• _Work to be completed_:
Copy everything in the records below from the line containing "y-tick-label: 4 [64,394,71,409]" down through the line containing "x-tick-label: 30 [490,490,504,505]", including both of those lines, with every character unchanged.

** Start Dataset records **

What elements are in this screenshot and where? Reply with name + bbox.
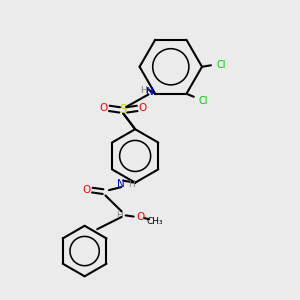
- Text: H: H: [140, 86, 146, 95]
- Text: H: H: [128, 180, 135, 189]
- Text: Cl: Cl: [217, 60, 226, 70]
- Text: O: O: [138, 103, 147, 113]
- Text: O: O: [83, 185, 91, 195]
- Text: O: O: [136, 212, 144, 223]
- Text: N: N: [117, 179, 125, 189]
- Text: CH₃: CH₃: [146, 217, 163, 226]
- Text: Cl: Cl: [198, 96, 208, 106]
- Text: O: O: [100, 103, 108, 113]
- Text: H: H: [116, 211, 123, 220]
- Text: S: S: [120, 103, 127, 116]
- Text: N: N: [146, 87, 154, 97]
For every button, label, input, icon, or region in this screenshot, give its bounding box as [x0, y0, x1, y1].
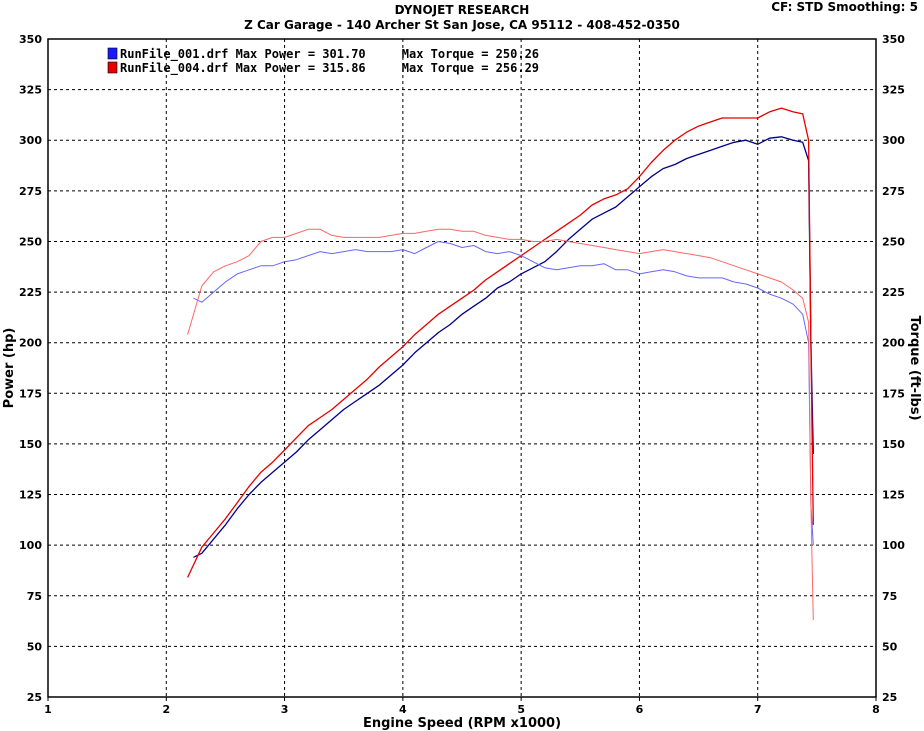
y-tick-label-left: 100 [19, 539, 42, 552]
y-tick-label-right: 275 [882, 185, 905, 198]
settings-label: CF: STD Smoothing: 5 [771, 0, 918, 14]
y-tick-label-left: 300 [19, 134, 42, 147]
y-tick-label-left: 350 [19, 33, 42, 46]
legend-entry: RunFile_001.drf Max Power = 301.70 Max T… [120, 47, 539, 62]
y-tick-label-right: 50 [882, 640, 898, 653]
x-tick-label: 4 [399, 703, 407, 716]
chart-title: DYNOJET RESEARCH [394, 3, 530, 17]
y-tick-label-right: 175 [882, 387, 905, 400]
grid [47, 39, 877, 701]
y-axis-label-right: Torque (ft-lbs) [907, 315, 922, 420]
y-tick-label-left: 50 [27, 640, 43, 653]
x-tick-label: 3 [281, 703, 289, 716]
y-tick-label-left: 325 [19, 84, 42, 97]
series-line-runfile-004-drf-torque [187, 228, 814, 621]
y-axis-label-left: Power (hp) [2, 328, 17, 409]
legend-swatch [107, 47, 118, 60]
y-tick-labels-left: 25 50 75 100 125 150 175 200 225 250 275 300 325 350 [19, 33, 42, 704]
y-tick-label-left: 250 [19, 235, 42, 248]
series-line-runfile-001-drf-power [193, 136, 814, 558]
y-tick-label-right: 75 [882, 590, 897, 603]
y-tick-label-right: 300 [882, 134, 905, 147]
chart-subtitle: Z Car Garage - 140 Archer St San Jose, C… [244, 18, 680, 32]
x-tick-label: 7 [754, 703, 762, 716]
legend: RunFile_001.drf Max Power = 301.70 Max T… [107, 47, 539, 76]
legend-entry: RunFile_004.drf Max Power = 315.86 Max T… [120, 61, 539, 76]
y-tick-label-left: 200 [19, 337, 42, 350]
plot-frame [47, 38, 877, 698]
legend-swatch [107, 61, 118, 74]
y-tick-label-right: 250 [882, 235, 905, 248]
y-tick-label-right: 100 [882, 539, 905, 552]
y-tick-label-right: 200 [882, 337, 905, 350]
x-tick-label: 5 [517, 703, 525, 716]
y-tick-label-right: 150 [882, 438, 905, 451]
x-tick-label: 6 [636, 703, 644, 716]
y-tick-label-right: 325 [882, 84, 905, 97]
y-tick-label-left: 275 [19, 185, 42, 198]
y-tick-labels-right: 25 50 75 100 125 150 175 200 225 250 275 300 325 350 [882, 33, 905, 704]
series-lines [187, 107, 814, 621]
x-tick-label: 8 [872, 703, 880, 716]
y-tick-label-left: 125 [19, 489, 42, 502]
y-tick-label-left: 25 [27, 691, 42, 704]
y-tick-label-right: 350 [882, 33, 905, 46]
series-line-runfile-004-drf-power [187, 107, 814, 578]
y-tick-label-right: 225 [882, 286, 905, 299]
y-tick-label-left: 75 [27, 590, 42, 603]
x-tick-labels: 1 2 3 4 5 6 7 8 [44, 703, 880, 716]
x-tick-label: 1 [44, 703, 52, 716]
y-tick-label-right: 25 [882, 691, 897, 704]
x-tick-label: 2 [162, 703, 170, 716]
x-axis-label: Engine Speed (RPM x1000) [363, 716, 561, 731]
y-tick-label-left: 225 [19, 286, 42, 299]
y-tick-label-left: 150 [19, 438, 42, 451]
y-tick-label-left: 175 [19, 387, 42, 400]
y-tick-label-right: 125 [882, 489, 905, 502]
series-line-runfile-001-drf-torque [193, 241, 814, 546]
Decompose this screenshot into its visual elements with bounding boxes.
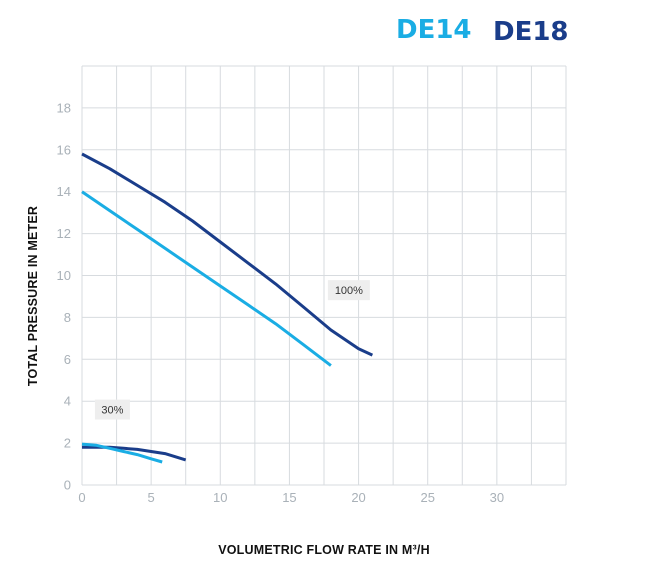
y-tick-label: 4 [64,394,71,409]
x-tick-label: 25 [420,490,434,505]
annotation-label: 30% [94,399,130,420]
x-tick-label: 10 [213,490,227,505]
annotation-box [327,280,370,301]
curves [81,152,374,464]
y-tick-label: 6 [64,352,71,367]
annotation-label: 100% [327,280,370,301]
series-line-de14 [81,442,163,464]
y-axis-title: TOTAL PRESSURE IN METER [26,206,40,386]
y-tick-label: 0 [64,478,71,493]
series-line-de14 [81,190,332,367]
legend-de18-label: DE18 [493,17,569,47]
x-tick-label: 20 [351,490,365,505]
series-line-de18 [81,152,374,357]
y-tick-label: 8 [64,310,71,325]
x-tick-label: 30 [490,490,504,505]
annotation-text: 30% [101,405,123,417]
annotation-text: 100% [335,285,363,297]
x-tick-label: 5 [148,490,155,505]
y-tick-label: 16 [57,142,71,157]
legend-de14-label: DE14 [396,15,472,45]
y-tick-label: 18 [57,100,71,115]
x-axis-title: VOLUMETRIC FLOW RATE IN M³/H [218,543,430,557]
y-tick-label: 14 [57,184,71,199]
y-tick-label: 2 [64,436,71,451]
axis-ticks: 0 2 4 6 8 10 12 14 16 18 0 5 10 15 20 25 30 [57,100,505,505]
y-tick-label: 12 [57,226,71,241]
annotations: 100% 30% [94,280,370,420]
annotation-box [94,399,130,420]
y-tick-label: 10 [57,268,71,283]
x-tick-label: 0 [78,490,85,505]
x-tick-label: 15 [282,490,296,505]
grid-lines [81,65,567,486]
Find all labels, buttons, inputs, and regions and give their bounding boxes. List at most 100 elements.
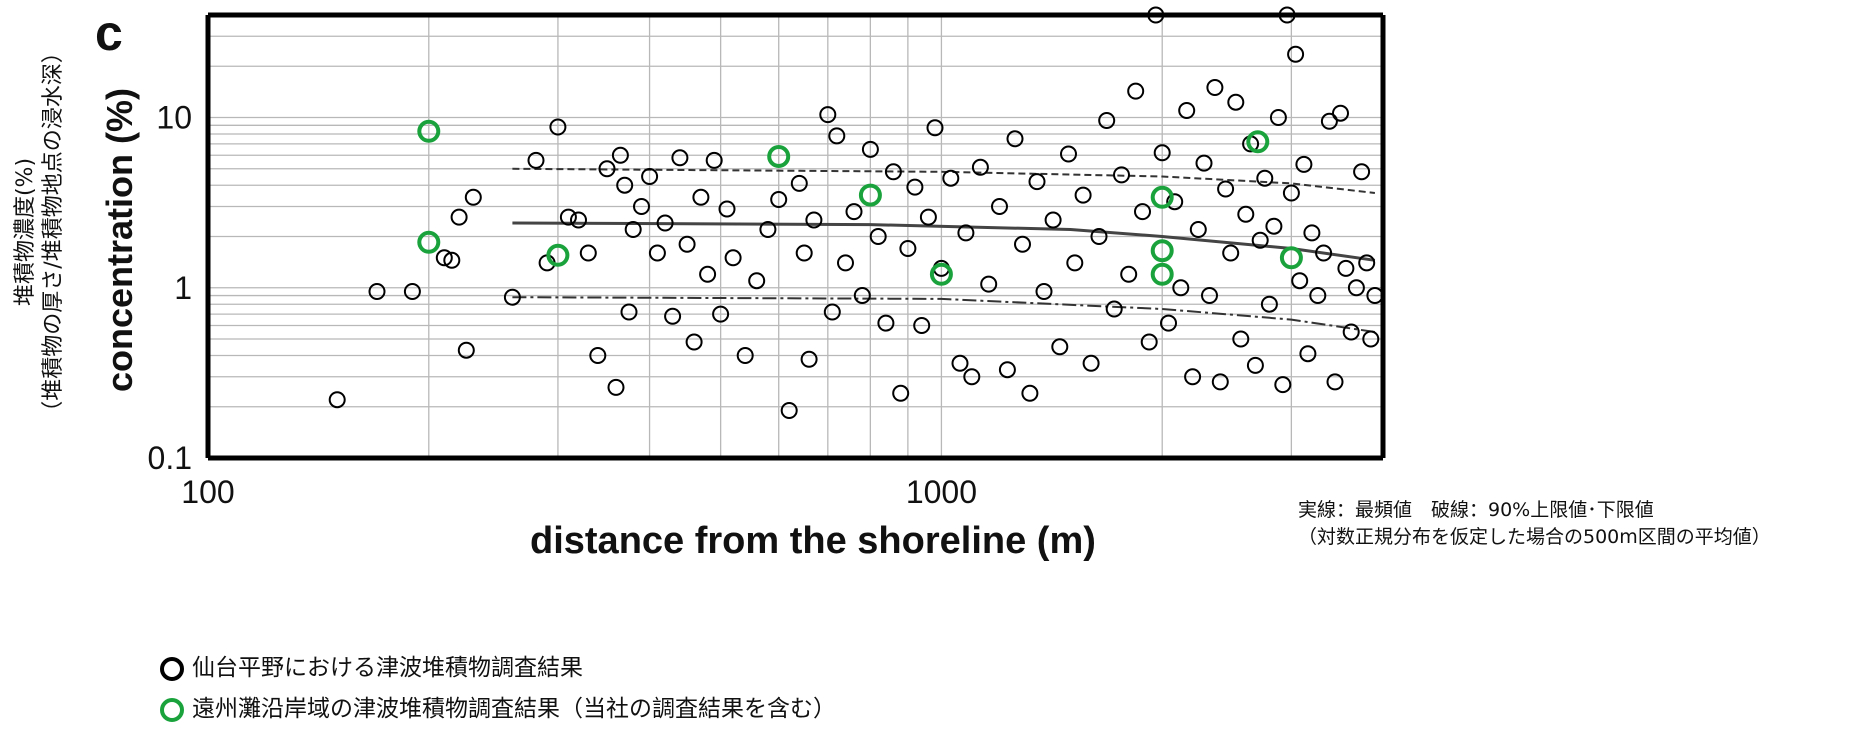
sendai-point xyxy=(1269,109,1287,126)
sendai-point xyxy=(780,402,798,419)
sendai-point xyxy=(620,303,638,321)
sendai-point xyxy=(926,119,944,137)
sendai-point xyxy=(656,214,674,232)
legend-label-sendai: 仙台平野における津波堆積物調査結果 xyxy=(192,655,583,681)
y-tick-label: 1 xyxy=(174,270,192,306)
sendai-point xyxy=(1303,224,1321,242)
sendai-point xyxy=(1206,79,1224,96)
line-note-1: 実線：最頻値 破線：90%上限値･下限値 xyxy=(1298,499,1654,521)
sendai-point xyxy=(770,191,788,208)
sendai-point xyxy=(611,146,629,164)
sendai-point xyxy=(685,333,703,351)
sendai-point xyxy=(892,384,910,402)
sendai-point xyxy=(1134,203,1151,221)
enshu-point xyxy=(1279,246,1303,270)
sendai-point xyxy=(1256,169,1274,187)
sendai-point xyxy=(1287,45,1305,63)
sendai-point xyxy=(800,350,818,368)
enshu-point xyxy=(1246,130,1270,154)
sendai-point xyxy=(1260,295,1278,313)
sendai-point xyxy=(790,174,808,192)
black-circle-icon xyxy=(160,656,184,681)
sendai-point xyxy=(457,341,475,359)
sendai-point xyxy=(899,240,917,257)
trend-line-lower-90 xyxy=(512,296,1376,333)
y-tick-label: 0.1 xyxy=(148,440,192,476)
legend-label-enshu: 遠州灘沿岸域の津波堆積物調査結果（当社の調査結果を含む） xyxy=(192,696,836,722)
sendai-point xyxy=(1021,384,1039,402)
sendai-point xyxy=(1211,373,1229,391)
sendai-point xyxy=(570,211,587,229)
sendai-point xyxy=(1315,244,1333,262)
sendai-point xyxy=(450,208,468,226)
sendai-point xyxy=(971,158,989,176)
sendai-point xyxy=(607,378,625,396)
sendai-point xyxy=(884,163,902,181)
sendai-point xyxy=(1082,354,1100,372)
sendai-point xyxy=(616,176,634,194)
sendai-point xyxy=(328,391,346,409)
legend-item-sendai: 仙台平野における津波堆積物調査結果 xyxy=(160,648,836,689)
sendai-point xyxy=(1232,330,1250,348)
sendai-point xyxy=(641,168,659,185)
enshu-point xyxy=(858,183,882,207)
sendai-point xyxy=(963,368,981,386)
sendai-point xyxy=(712,305,730,323)
sendai-point xyxy=(1217,180,1235,198)
sendai-point xyxy=(869,228,887,245)
trend-line-upper-90 xyxy=(512,167,1376,194)
sendai-point xyxy=(1189,221,1207,238)
sendai-point xyxy=(1178,102,1196,119)
sendai-point xyxy=(664,307,682,325)
sendai-point xyxy=(1282,184,1300,202)
sendai-point xyxy=(1222,244,1240,262)
sendai-point xyxy=(951,354,969,372)
sendai-point xyxy=(853,287,871,304)
scatter-chart: 100 1000 0.1 1 10 xyxy=(148,6,1386,510)
panel-label: c xyxy=(95,5,123,61)
sendai-point xyxy=(503,288,521,306)
legend-item-enshu: 遠州灘沿岸域の津波堆積物調査結果（当社の調査結果を含む） xyxy=(160,689,836,730)
sendai-point xyxy=(1098,112,1116,129)
enshu-point xyxy=(1150,239,1174,263)
sendai-point xyxy=(1265,217,1283,235)
sendai-point xyxy=(403,283,421,300)
enshu-point xyxy=(929,262,953,286)
y-tick-label: 10 xyxy=(156,100,192,136)
sendai-point xyxy=(861,140,879,158)
sendai-point xyxy=(1113,166,1130,184)
sendai-point xyxy=(1291,272,1309,290)
enshu-point xyxy=(767,145,791,168)
sendai-point xyxy=(724,249,742,267)
sendai-point xyxy=(1246,356,1264,374)
sendai-point xyxy=(1295,155,1313,173)
sendai-point xyxy=(435,249,453,267)
sendai-point xyxy=(559,208,577,226)
trend-line-mode xyxy=(512,221,1376,262)
sendai-point xyxy=(1320,112,1338,130)
sendai-point xyxy=(980,275,998,293)
legend: 仙台平野における津波堆積物調査結果 遠州灘沿岸域の津波堆積物調査結果（当社の調査… xyxy=(160,648,836,730)
sendai-point xyxy=(991,198,1008,215)
sendai-point xyxy=(828,127,846,145)
sendai-point xyxy=(1332,104,1349,122)
line-note: 実線：最頻値 破線：90%上限値･下限値 （対数正規分布を仮定した場合の500m… xyxy=(1298,497,1771,551)
sendai-point xyxy=(1153,144,1171,162)
enshu-point xyxy=(546,243,570,267)
sendai-point xyxy=(1299,345,1317,363)
sendai-point xyxy=(919,208,937,226)
sendai-point xyxy=(648,244,666,262)
sendai-point xyxy=(624,221,642,238)
sendai-point xyxy=(705,151,723,169)
enshu-point xyxy=(1150,262,1174,286)
enshu-point xyxy=(417,230,441,254)
sendai-point xyxy=(1035,283,1053,300)
sendai-point xyxy=(1201,287,1218,304)
sendai-point xyxy=(443,251,461,269)
sendai-point xyxy=(1309,287,1327,304)
enshu-point xyxy=(417,119,441,143)
sendai-point xyxy=(837,254,854,272)
sendai-point xyxy=(1160,314,1177,332)
sendai-point xyxy=(1044,211,1062,229)
sendai-point xyxy=(998,361,1016,379)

** End Dataset records **

• _Completed task_:
y-tick-label: 4 [64,394,71,409]
x-tick-label: 25 [420,490,434,505]
annotation-label: 30% [94,399,130,420]
x-tick-label: 10 [213,490,227,505]
annotation-box [327,280,370,301]
curves [81,152,374,464]
y-tick-label: 6 [64,352,71,367]
annotation-label: 100% [327,280,370,301]
series-line-de14 [81,442,163,464]
y-axis-title: TOTAL PRESSURE IN METER [26,206,40,386]
y-tick-label: 0 [64,478,71,493]
series-line-de14 [81,190,332,367]
legend-de18-label: DE18 [493,17,569,47]
x-tick-label: 20 [351,490,365,505]
series-line-de18 [81,152,374,357]
y-tick-label: 8 [64,310,71,325]
x-tick-label: 30 [490,490,504,505]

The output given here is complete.